> THE REQUEST
Lines that contain the string "发布者偏好" are to be copied; leave out all others.

Figure record extracts

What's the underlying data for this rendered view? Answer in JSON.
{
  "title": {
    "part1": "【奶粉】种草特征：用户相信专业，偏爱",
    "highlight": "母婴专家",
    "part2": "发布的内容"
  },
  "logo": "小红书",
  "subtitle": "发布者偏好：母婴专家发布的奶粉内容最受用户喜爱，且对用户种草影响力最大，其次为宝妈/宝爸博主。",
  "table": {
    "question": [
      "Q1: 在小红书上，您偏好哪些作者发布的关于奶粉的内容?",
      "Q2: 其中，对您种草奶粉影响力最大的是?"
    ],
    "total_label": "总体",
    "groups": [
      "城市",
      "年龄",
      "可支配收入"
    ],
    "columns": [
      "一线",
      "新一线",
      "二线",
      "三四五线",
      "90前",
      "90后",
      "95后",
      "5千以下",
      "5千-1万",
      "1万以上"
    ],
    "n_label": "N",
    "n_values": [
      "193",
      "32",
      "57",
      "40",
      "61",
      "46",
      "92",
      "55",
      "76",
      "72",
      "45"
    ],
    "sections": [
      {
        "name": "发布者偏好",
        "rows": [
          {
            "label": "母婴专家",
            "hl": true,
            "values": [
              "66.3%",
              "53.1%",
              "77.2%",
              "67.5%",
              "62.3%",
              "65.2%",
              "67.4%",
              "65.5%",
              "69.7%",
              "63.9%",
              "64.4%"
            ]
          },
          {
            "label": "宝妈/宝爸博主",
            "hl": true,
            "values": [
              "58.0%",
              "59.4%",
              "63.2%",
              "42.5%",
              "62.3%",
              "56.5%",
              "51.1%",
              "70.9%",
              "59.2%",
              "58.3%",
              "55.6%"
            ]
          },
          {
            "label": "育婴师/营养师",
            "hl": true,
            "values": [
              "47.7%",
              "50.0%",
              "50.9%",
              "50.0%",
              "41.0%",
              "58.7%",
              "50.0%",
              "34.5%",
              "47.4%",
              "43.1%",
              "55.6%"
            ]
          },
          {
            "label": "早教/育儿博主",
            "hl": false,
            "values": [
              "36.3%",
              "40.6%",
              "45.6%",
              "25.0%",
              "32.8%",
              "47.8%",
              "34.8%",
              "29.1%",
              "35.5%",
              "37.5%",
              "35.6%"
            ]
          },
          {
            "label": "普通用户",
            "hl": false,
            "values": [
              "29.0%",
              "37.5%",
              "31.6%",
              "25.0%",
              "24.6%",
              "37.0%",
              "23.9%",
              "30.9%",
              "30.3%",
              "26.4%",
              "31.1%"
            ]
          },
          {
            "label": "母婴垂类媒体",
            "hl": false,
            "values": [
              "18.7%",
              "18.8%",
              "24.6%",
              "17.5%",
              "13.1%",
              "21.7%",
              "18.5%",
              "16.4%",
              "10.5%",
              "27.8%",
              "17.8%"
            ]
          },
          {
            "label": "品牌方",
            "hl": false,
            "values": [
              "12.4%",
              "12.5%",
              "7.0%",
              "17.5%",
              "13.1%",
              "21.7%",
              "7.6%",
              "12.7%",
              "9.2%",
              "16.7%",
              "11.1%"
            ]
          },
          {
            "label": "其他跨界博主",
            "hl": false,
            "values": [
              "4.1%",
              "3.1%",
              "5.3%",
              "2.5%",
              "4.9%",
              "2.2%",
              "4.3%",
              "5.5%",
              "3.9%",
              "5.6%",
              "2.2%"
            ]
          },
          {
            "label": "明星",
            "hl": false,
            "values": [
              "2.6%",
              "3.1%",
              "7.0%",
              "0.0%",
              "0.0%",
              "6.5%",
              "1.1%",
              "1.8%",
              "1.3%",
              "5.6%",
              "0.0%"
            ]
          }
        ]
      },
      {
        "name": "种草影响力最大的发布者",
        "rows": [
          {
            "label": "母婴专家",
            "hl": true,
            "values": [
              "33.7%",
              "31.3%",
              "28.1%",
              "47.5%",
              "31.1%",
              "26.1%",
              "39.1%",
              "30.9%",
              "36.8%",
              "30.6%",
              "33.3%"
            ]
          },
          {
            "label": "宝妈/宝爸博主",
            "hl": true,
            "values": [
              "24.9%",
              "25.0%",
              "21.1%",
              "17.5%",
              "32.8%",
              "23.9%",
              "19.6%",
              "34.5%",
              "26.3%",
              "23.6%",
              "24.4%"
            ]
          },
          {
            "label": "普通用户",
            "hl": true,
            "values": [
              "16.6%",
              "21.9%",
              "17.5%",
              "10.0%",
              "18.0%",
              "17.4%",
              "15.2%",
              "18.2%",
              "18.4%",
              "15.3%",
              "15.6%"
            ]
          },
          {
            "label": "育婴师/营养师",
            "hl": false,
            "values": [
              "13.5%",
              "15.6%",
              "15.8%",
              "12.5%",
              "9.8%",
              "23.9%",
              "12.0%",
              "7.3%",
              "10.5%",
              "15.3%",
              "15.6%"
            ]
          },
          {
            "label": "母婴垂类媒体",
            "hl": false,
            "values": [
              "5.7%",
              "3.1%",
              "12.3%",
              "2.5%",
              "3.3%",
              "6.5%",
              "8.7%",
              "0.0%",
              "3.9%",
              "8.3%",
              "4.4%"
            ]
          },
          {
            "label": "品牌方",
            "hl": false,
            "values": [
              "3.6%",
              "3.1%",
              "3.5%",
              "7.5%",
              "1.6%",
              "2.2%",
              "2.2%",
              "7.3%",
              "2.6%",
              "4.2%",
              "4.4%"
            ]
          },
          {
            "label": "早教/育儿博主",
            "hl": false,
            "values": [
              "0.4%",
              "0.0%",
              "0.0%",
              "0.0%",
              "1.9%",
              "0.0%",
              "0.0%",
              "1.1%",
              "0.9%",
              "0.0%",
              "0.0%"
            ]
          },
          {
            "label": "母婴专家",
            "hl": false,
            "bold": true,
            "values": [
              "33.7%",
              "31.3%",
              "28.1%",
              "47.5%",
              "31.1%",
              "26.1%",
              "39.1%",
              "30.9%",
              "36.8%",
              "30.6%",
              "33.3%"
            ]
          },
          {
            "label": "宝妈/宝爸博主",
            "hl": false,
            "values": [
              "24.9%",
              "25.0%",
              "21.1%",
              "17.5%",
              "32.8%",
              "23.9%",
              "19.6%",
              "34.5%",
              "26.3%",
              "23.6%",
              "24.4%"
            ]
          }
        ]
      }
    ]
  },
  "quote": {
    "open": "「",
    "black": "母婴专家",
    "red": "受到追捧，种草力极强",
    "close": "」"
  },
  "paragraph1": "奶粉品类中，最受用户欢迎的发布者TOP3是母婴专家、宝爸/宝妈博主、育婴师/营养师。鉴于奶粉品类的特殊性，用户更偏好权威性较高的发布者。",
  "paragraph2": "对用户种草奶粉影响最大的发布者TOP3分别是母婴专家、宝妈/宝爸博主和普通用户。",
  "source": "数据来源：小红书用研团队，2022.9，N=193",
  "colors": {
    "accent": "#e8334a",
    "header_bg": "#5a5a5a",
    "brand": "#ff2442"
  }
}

> RESPONSE TO THE TASK
  "subtitle": "发布者偏好：母婴专家发布的奶粉内容最受用户喜爱，且对用户种草影响力最大，其次为宝妈/宝爸博主。",
        "name": "发布者偏好",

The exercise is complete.